- **The request**: Give the number of lines in the data that contain "still", and nothing more.

- **Exercise data**:
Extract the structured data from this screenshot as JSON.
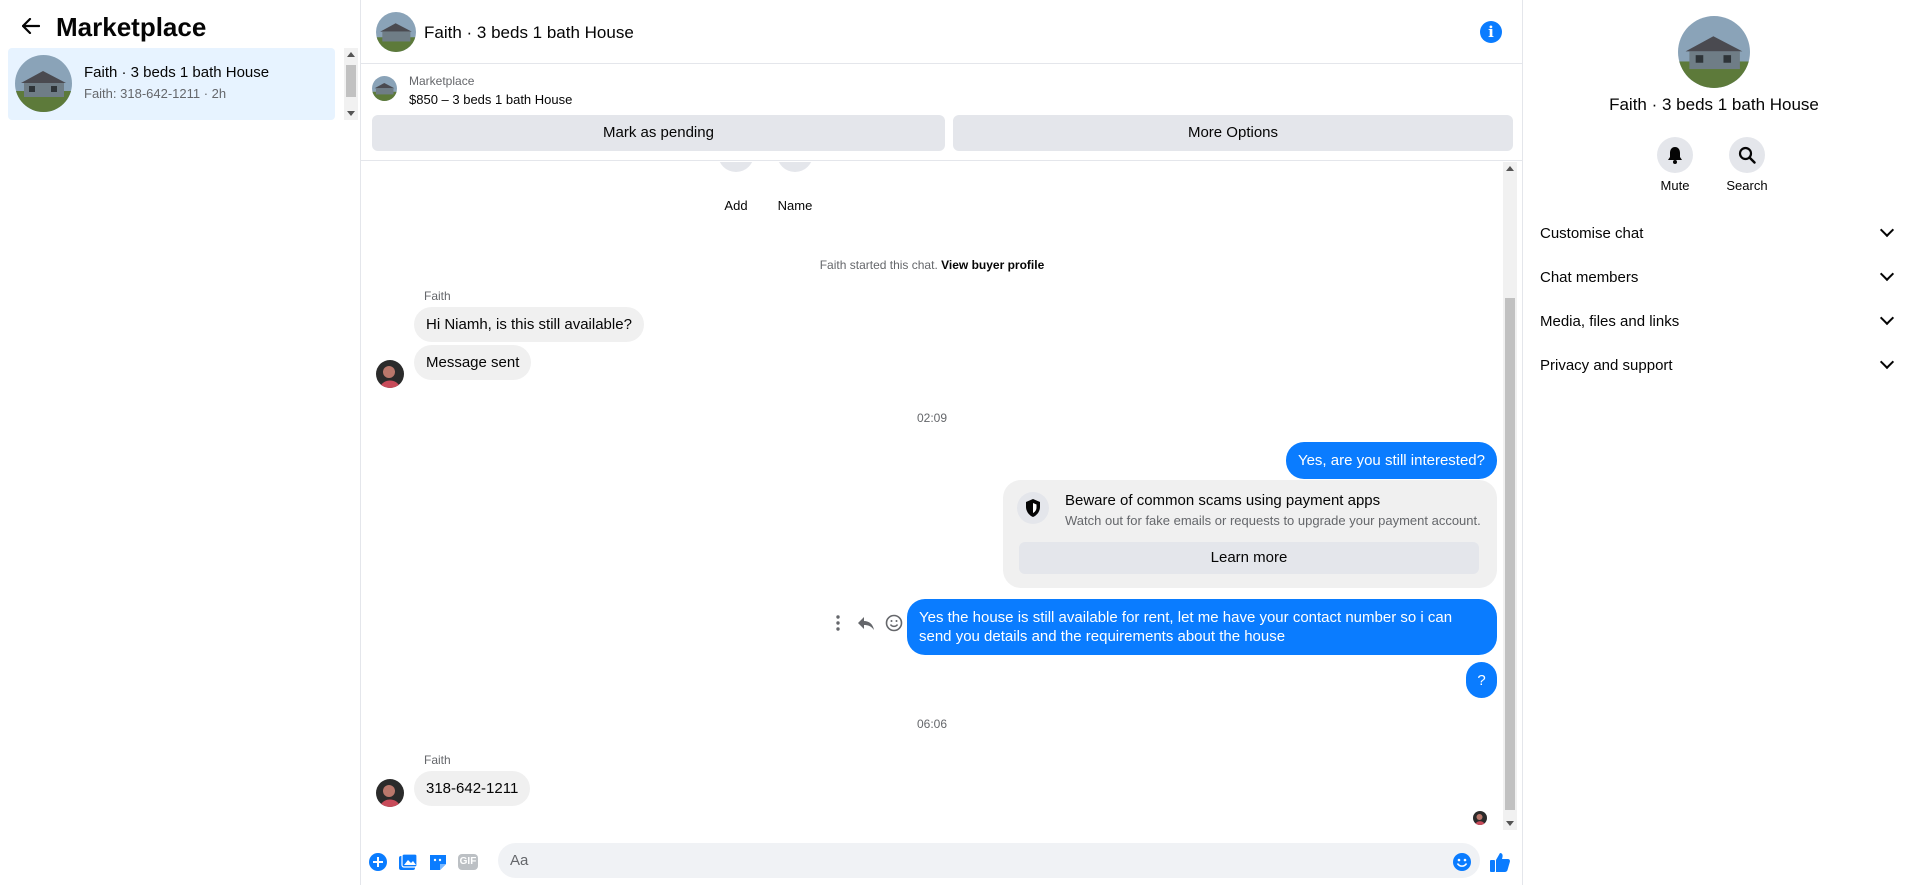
{
  "left_panel": {
    "title": "Marketplace",
    "conversation": {
      "title": "Faith · 3 beds 1 bath House",
      "subtitle": "Faith: 318-642-1211 · 2h"
    }
  },
  "chat_header": {
    "title": "Faith · 3 beds 1 bath House"
  },
  "listing": {
    "label": "Marketplace",
    "title": "$850 – 3 beds 1 bath House",
    "mark_pending": "Mark as pending",
    "more_options": "More Options"
  },
  "messages": {
    "actions": {
      "add": "Add",
      "name": "Name"
    },
    "started_text": "Faith started this chat.",
    "view_profile": "View buyer profile",
    "sender_1": "Faith",
    "msg_1": "Hi Niamh, is this still available?",
    "msg_2": "Message sent",
    "time_1": "02:09",
    "out_1": "Yes, are you still interested?",
    "scam": {
      "title": "Beware of common scams using payment apps",
      "subtitle": "Watch out for fake emails or requests to upgrade your payment account.",
      "button": "Learn more"
    },
    "out_2": "Yes the house is still available for rent, let me have your contact number so i can send you details and the requirements about the house",
    "out_3": "?",
    "time_2": "06:06",
    "sender_2": "Faith",
    "msg_3": "318-642-1211"
  },
  "composer": {
    "placeholder": "Aa",
    "gif": "GIF"
  },
  "right_panel": {
    "title": "Faith · 3 beds 1 bath House",
    "mute": "Mute",
    "search": "Search",
    "sections": [
      "Customise chat",
      "Chat members",
      "Media, files and links",
      "Privacy and support"
    ]
  },
  "colors": {
    "accent": "#0a7cff",
    "selected_bg": "#e7f3ff",
    "bubble_in": "#f0f0f0"
  }
}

- **Result**: 3